[비즈한국] 金鍾(キム・ジョン)元文化体育観光部(文体部)次官が、昨年プヨン(富栄)グループの系列会社で代表取締役を務めていた事実が遅れて確認された。金鍾元次官は、崔順実(チェ・スンシル)氏による国政壟断事件に関与して2年間服役し、2018年12月に出所した。その後、近況についてはあまり知られていなかったが、実際にはプヨングループ系列会社の代表取締役を務めるなど、活動を続けていたものと見られる。

金鍾元次官は昨年8月、(株)プヨン、プヨン住宅、東光住宅、光栄土建、南光建設産業など、プヨングループ系列各社の代表取締役に選任された。それ以前、金元次官とプヨングループの間に特別な縁はなかった。
プヨングループが2015年に世界テコンドー連盟とパートナーシップを締結した際や、李重根(イ・ジュングン)プヨングループ会長が2016年に世界テコンドー平和奉仕財団総裁に就任して発足式を開いた際、金鍾次官が参席した程度である。これは文体部次官としての通常の業務であり、プヨングループと深い関係を結んでいたと見るのは難しい。
さらに、金鍾元次官が代表取締役に就任したプヨングループの系列会社は、そのほとんどが建設会社である。金元次官は体育界で働いてきており、建設業とは大きな縁がない。また、朴槿恵(パク・クネ)政権で重用された彼が、李在明(イ・ジェミョン)政権が発足した後の昨年8月に代表取締役に選任されたことも不可解だ。政府との関係で大きな役割を果たすことは難しかったと思われるからだ。金元次官の選任の背景に疑問が提起される理由である。

* **抽出資料**:
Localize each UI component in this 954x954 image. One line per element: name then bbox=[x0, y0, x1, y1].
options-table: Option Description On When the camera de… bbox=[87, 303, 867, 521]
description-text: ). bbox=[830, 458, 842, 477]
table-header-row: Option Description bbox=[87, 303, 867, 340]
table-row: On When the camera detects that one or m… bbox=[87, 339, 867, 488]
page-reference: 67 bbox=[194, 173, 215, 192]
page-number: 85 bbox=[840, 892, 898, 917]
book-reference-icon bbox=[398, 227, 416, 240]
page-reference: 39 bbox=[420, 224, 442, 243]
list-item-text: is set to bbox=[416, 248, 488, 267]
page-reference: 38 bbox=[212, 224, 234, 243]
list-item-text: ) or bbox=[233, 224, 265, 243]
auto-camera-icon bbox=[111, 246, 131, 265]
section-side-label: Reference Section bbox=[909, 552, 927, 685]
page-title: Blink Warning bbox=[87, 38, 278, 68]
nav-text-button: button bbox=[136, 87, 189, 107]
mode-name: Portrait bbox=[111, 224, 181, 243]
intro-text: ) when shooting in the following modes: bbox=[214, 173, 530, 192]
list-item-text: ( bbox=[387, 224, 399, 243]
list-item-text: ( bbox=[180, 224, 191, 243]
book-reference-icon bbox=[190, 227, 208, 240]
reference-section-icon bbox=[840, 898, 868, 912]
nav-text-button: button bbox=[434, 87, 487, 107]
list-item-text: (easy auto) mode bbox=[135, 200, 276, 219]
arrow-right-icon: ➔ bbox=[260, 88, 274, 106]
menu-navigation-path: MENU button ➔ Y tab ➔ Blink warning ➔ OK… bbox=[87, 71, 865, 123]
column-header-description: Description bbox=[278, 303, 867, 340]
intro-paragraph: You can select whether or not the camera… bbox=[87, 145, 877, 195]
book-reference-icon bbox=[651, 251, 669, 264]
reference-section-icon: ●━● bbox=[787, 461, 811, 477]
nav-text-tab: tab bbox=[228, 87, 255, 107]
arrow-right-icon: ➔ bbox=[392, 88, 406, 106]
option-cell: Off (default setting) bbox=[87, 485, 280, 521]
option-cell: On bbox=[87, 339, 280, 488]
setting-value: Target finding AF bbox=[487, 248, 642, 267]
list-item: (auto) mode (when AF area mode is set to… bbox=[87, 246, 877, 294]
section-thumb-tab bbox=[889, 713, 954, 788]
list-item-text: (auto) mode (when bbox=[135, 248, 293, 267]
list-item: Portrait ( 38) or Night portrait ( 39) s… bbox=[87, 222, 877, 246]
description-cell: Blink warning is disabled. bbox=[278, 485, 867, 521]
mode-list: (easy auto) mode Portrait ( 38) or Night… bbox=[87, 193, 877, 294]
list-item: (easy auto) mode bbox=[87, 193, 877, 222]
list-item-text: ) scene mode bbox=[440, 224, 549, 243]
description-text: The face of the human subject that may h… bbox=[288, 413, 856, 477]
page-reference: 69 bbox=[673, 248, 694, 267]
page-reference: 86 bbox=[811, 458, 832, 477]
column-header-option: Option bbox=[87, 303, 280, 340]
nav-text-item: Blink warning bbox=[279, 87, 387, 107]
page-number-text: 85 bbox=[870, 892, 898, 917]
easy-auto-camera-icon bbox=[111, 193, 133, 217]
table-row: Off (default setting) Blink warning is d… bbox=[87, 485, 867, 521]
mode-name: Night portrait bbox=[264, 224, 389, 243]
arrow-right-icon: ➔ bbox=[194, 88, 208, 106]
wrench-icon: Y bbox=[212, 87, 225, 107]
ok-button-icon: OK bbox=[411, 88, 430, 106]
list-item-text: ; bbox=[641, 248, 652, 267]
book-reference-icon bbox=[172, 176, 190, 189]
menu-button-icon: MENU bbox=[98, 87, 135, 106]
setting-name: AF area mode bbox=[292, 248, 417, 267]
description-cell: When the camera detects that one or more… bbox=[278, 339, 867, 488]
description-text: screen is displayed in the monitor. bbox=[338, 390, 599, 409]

* **取り組む作業**:
1. 金鍾元次官に関する記事で、同氏が昨年8月に代表取締役に選任されたプヨングループ系列会社として名前が挙がっているものをすべて書き出しなさい。
2. 金鍾元次官の代表取締役就任をめぐる記事について、最後の文に続く部分を書きなさい。

* **本演習の解答**:
1. (株)プヨン、プヨン住宅、東光住宅、光栄土建、南光建設産業

2.
より不可解なのは、金鍾元次官が就任からわずか1カ月後の昨年9月に、代表取締役職を一括辞任したことだ。プヨングループの関係者は「金鍾元次官は個人的な理由で代表取締役を辞任した」と伝えた。彼を代表取締役に選任した背景については明らかにしていない。

金鍾元次官はプヨングループとは別に、個人的な活動も続けてきたものと見られる。彼の一族の会社として知られるジョンアム・インターナショナルは、2023年にソウル鍾路区通義洞に3階建ての建物を竣工し、所有している。金元次官と妻のホン某氏が、それぞれジョンアム・インターナショナルの監査と代表取締役を務めている。2024年には、家族が保有していたソウル鍾路区の4階建ての建物を「HJサンスン」という会社に売却した。HJサンスンもまた、金元次官が代表取締役、妻のホン氏が社内取締役を務めている。